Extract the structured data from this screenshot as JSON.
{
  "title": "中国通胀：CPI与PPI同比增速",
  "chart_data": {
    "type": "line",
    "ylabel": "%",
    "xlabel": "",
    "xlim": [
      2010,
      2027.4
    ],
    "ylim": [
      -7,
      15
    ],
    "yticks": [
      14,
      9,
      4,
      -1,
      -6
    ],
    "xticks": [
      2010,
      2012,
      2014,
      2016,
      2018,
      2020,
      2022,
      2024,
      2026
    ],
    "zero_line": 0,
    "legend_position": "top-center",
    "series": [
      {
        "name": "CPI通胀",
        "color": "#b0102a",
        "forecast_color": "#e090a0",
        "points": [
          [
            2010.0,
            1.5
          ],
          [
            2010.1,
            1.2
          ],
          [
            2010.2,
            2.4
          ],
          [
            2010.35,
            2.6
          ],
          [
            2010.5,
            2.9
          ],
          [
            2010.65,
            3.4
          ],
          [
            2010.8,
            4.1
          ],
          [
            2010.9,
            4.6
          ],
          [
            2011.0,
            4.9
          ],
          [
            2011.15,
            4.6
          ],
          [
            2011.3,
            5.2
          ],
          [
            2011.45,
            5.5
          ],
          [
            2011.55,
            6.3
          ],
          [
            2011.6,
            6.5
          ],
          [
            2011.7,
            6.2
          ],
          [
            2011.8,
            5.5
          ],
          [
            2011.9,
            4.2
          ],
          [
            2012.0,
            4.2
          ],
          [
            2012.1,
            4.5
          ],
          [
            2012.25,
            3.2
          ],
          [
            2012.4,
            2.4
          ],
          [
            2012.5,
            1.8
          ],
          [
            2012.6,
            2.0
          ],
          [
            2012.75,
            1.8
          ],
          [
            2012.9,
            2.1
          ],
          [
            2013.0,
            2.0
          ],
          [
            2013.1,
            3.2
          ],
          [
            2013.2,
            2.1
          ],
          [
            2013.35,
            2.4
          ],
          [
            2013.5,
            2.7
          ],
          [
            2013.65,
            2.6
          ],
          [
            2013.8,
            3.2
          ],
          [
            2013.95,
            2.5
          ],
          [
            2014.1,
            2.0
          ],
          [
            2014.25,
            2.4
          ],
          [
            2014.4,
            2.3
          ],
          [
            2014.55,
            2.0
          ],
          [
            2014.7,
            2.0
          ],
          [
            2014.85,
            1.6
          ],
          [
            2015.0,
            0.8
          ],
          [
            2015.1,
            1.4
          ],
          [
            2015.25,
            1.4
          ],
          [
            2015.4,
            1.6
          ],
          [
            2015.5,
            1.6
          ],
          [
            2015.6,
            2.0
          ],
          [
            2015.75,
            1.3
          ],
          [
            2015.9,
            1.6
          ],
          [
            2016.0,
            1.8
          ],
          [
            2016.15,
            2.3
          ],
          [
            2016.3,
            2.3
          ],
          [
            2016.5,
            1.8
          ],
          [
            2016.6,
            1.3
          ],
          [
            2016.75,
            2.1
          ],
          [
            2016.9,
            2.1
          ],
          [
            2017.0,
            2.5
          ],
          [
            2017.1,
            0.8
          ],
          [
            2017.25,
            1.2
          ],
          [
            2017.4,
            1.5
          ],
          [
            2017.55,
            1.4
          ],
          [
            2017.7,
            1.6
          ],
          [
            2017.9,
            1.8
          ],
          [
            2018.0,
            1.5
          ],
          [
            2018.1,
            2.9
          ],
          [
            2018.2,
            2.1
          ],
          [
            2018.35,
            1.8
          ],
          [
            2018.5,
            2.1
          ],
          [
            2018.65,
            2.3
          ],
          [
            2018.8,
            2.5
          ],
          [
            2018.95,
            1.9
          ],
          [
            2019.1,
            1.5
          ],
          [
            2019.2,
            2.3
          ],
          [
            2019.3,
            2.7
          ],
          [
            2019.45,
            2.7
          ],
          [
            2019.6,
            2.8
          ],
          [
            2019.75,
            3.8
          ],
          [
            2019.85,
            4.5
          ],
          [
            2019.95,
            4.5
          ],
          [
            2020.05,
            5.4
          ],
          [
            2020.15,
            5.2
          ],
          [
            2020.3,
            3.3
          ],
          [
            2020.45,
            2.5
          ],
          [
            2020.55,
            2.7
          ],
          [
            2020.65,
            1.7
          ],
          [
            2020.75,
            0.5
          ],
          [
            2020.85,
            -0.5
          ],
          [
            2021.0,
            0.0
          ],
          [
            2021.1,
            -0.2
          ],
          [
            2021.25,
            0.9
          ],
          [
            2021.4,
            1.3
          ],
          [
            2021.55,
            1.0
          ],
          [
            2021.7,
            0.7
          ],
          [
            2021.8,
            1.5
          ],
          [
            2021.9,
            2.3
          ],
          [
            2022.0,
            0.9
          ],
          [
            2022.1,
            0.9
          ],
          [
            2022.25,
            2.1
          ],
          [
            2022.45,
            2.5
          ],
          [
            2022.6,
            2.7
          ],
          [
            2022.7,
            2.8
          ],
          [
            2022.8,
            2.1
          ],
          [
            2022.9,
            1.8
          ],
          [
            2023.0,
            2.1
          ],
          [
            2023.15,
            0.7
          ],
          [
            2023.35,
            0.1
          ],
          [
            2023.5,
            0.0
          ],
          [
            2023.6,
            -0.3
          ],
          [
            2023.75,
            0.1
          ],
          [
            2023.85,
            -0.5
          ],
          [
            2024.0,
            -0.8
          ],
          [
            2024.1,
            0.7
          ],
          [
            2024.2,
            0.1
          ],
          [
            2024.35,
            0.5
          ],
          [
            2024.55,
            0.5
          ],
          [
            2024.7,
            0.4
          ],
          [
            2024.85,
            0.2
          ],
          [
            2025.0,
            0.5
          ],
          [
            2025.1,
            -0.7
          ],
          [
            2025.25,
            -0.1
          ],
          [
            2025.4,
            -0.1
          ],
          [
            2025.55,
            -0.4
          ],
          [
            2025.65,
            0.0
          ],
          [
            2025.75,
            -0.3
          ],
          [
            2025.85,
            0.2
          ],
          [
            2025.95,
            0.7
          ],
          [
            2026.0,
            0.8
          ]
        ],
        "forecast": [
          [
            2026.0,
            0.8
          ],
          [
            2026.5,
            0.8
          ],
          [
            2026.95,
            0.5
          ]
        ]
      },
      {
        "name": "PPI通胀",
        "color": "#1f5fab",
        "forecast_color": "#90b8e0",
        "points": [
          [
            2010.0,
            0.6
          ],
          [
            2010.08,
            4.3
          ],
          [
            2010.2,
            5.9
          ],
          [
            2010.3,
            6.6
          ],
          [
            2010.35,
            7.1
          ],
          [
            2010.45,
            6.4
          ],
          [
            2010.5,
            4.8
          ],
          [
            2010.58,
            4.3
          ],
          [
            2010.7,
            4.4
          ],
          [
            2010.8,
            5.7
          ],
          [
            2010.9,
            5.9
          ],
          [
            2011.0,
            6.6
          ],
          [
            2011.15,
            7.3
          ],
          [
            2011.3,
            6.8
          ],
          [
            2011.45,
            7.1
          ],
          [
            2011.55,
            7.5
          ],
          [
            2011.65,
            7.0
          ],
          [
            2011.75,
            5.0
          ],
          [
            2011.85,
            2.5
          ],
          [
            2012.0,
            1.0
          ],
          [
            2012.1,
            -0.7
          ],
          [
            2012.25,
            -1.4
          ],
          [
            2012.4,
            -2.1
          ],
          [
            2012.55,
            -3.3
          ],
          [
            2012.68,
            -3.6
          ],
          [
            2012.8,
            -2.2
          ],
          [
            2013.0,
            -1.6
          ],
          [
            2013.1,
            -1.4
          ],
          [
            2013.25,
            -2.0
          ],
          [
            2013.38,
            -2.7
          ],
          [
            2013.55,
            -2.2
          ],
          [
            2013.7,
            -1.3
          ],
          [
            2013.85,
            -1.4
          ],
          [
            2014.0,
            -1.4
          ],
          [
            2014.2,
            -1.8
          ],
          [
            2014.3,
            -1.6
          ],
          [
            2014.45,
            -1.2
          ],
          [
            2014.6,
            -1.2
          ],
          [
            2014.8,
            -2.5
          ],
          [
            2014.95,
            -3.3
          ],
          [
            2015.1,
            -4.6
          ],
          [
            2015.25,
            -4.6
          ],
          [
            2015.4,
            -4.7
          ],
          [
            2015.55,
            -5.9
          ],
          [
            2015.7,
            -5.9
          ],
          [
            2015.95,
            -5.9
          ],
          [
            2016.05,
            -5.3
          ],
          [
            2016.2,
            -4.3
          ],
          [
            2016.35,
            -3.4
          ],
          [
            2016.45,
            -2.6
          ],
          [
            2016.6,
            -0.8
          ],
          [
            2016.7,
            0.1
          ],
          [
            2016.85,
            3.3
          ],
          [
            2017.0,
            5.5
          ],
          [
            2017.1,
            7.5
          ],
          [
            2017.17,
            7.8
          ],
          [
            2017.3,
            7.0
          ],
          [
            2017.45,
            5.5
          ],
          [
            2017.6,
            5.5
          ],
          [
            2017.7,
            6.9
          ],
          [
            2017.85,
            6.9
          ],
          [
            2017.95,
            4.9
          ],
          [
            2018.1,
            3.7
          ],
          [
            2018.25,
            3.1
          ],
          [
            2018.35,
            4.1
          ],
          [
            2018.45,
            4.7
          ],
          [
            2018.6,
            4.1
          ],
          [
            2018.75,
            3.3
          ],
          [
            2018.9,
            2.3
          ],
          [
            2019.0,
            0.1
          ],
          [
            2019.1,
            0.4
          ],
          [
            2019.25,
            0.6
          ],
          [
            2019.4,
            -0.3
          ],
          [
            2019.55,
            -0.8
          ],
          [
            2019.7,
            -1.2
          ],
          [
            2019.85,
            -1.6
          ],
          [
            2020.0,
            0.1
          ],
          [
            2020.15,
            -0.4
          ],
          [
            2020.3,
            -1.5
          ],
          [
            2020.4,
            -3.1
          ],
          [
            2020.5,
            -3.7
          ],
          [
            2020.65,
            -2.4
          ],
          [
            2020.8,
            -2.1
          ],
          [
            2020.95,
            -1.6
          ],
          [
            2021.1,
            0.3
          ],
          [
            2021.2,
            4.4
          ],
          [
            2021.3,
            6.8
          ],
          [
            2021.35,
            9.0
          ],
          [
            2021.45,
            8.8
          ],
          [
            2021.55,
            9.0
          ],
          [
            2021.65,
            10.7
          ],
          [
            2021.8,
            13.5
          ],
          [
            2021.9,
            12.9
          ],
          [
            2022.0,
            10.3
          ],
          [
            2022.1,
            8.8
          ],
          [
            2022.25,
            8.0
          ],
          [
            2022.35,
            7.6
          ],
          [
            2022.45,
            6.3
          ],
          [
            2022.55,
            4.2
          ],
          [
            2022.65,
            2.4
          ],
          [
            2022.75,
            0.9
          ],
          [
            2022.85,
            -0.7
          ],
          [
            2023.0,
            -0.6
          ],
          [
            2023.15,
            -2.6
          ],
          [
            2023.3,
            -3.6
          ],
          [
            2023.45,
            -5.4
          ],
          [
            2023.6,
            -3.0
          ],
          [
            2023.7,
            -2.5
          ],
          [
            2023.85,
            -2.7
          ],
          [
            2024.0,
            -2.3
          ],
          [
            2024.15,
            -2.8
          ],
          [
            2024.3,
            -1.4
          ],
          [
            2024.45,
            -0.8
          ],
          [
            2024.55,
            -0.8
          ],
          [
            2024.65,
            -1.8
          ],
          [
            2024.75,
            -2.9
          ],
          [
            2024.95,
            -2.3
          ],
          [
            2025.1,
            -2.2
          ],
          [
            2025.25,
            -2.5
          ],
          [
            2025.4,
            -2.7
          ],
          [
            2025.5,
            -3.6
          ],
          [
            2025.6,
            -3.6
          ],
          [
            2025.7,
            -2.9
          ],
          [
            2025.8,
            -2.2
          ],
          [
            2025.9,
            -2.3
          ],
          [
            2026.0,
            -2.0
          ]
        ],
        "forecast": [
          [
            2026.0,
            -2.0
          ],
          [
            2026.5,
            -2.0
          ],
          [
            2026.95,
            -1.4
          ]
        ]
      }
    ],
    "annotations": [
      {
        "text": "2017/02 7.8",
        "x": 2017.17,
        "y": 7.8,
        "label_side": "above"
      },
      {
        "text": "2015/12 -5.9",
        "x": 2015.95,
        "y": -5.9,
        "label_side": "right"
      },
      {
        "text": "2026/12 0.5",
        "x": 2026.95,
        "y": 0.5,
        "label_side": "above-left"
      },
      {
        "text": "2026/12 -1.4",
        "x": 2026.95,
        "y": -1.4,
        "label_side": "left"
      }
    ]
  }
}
────────
* _Aim of the task_
Provide the number of lines containing the string "above", with no other output.

* _Result for this exercise_
2